● **WHAT YOU ARE ASKED TO DO**
Below are the records; pull every line that includes "Land".

● **RAW DATA**
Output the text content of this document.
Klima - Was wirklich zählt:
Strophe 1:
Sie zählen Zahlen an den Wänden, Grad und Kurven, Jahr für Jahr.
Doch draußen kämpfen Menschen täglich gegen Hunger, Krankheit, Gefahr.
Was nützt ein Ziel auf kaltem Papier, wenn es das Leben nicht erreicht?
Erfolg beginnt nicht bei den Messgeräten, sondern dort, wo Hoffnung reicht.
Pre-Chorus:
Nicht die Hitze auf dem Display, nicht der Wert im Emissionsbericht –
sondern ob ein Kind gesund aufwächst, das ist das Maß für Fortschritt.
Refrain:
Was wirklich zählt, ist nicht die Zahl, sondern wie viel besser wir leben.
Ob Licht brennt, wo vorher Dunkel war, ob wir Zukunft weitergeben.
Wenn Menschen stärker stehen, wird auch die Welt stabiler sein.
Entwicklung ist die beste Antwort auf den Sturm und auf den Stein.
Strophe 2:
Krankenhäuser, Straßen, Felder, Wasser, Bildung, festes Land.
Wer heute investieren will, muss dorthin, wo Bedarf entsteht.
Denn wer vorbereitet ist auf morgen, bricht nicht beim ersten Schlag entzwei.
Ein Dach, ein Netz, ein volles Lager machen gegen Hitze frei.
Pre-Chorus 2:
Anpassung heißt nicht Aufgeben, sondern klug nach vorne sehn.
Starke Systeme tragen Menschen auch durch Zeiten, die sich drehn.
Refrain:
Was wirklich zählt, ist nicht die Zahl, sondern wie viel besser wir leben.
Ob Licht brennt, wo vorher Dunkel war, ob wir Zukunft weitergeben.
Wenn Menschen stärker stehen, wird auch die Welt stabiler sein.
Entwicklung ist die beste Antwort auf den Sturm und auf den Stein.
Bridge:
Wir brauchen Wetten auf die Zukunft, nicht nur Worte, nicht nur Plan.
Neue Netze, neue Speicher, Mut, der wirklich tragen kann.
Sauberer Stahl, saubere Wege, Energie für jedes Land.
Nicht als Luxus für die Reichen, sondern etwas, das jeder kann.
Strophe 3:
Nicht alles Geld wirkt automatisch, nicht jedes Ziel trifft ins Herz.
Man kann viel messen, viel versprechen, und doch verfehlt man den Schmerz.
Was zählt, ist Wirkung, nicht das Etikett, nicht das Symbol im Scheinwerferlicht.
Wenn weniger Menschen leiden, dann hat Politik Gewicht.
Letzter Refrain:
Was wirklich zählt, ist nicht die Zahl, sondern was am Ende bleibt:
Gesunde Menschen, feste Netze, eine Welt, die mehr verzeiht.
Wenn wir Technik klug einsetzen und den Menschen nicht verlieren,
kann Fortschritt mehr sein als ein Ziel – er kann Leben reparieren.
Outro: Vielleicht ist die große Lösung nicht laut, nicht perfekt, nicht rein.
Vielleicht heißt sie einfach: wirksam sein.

● **RESULT**
Krankenhäuser, Straßen, Felder, Wasser, Bildung, festes Land.
Sauberer Stahl, saubere Wege, Energie für jedes Land.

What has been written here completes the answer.